▼
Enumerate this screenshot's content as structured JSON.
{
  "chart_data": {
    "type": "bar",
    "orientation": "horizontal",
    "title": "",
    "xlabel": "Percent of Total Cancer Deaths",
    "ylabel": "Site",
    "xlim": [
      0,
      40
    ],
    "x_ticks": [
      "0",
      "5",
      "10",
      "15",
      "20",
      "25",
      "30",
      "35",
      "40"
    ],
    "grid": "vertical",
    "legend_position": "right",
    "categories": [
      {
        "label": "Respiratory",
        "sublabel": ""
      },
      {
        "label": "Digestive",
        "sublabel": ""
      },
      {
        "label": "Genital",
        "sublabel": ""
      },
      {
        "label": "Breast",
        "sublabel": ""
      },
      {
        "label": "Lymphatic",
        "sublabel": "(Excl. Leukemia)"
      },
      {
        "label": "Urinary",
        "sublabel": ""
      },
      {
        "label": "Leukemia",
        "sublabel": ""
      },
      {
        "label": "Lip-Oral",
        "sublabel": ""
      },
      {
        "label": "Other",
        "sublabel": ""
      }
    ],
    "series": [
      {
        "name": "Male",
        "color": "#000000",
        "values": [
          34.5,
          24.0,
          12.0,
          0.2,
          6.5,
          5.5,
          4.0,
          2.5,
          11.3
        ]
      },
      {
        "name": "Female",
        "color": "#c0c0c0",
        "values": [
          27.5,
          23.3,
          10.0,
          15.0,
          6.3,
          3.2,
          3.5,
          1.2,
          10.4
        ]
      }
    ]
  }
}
▲
_EXERCISE BRIEF_
Output the complete data exactly as written.

_RESULT_
Enumerate this screenshot's content as structured JSON.
{
  "chart_data": {
    "type": "bar",
    "orientation": "horizontal",
    "title": "",
    "xlabel": "Percent of Total Cancer Deaths",
    "ylabel": "Site",
    "xlim": [
      0,
      40
    ],
    "x_ticks": [
      "0",
      "5",
      "10",
      "15",
      "20",
      "25",
      "30",
      "35",
      "40"
    ],
    "grid": "vertical",
    "legend_position": "right",
    "categories": [
      {
        "label": "Respiratory",
        "sublabel": ""
      },
      {
        "label": "Digestive",
        "sublabel": ""
      },
      {
        "label": "Genital",
        "sublabel": ""
      },
      {
        "label": "Breast",
        "sublabel": ""
      },
      {
        "label": "Lymphatic",
        "sublabel": "(Excl. Leukemia)"
      },
      {
        "label": "Urinary",
        "sublabel": ""
      },
      {
        "label": "Leukemia",
        "sublabel": ""
      },
      {
        "label": "Lip-Oral",
        "sublabel": ""
      },
      {
        "label": "Other",
        "sublabel": ""
      }
    ],
    "series": [
      {
        "name": "Male",
        "color": "#000000",
        "values": [
          34.5,
          24.0,
          12.0,
          0.2,
          6.5,
          5.5,
          4.0,
          2.5,
          11.3
        ]
      },
      {
        "name": "Female",
        "color": "#c0c0c0",
        "values": [
          27.5,
          23.3,
          10.0,
          15.0,
          6.3,
          3.2,
          3.5,
          1.2,
          10.4
        ]
      }
    ]
  }
}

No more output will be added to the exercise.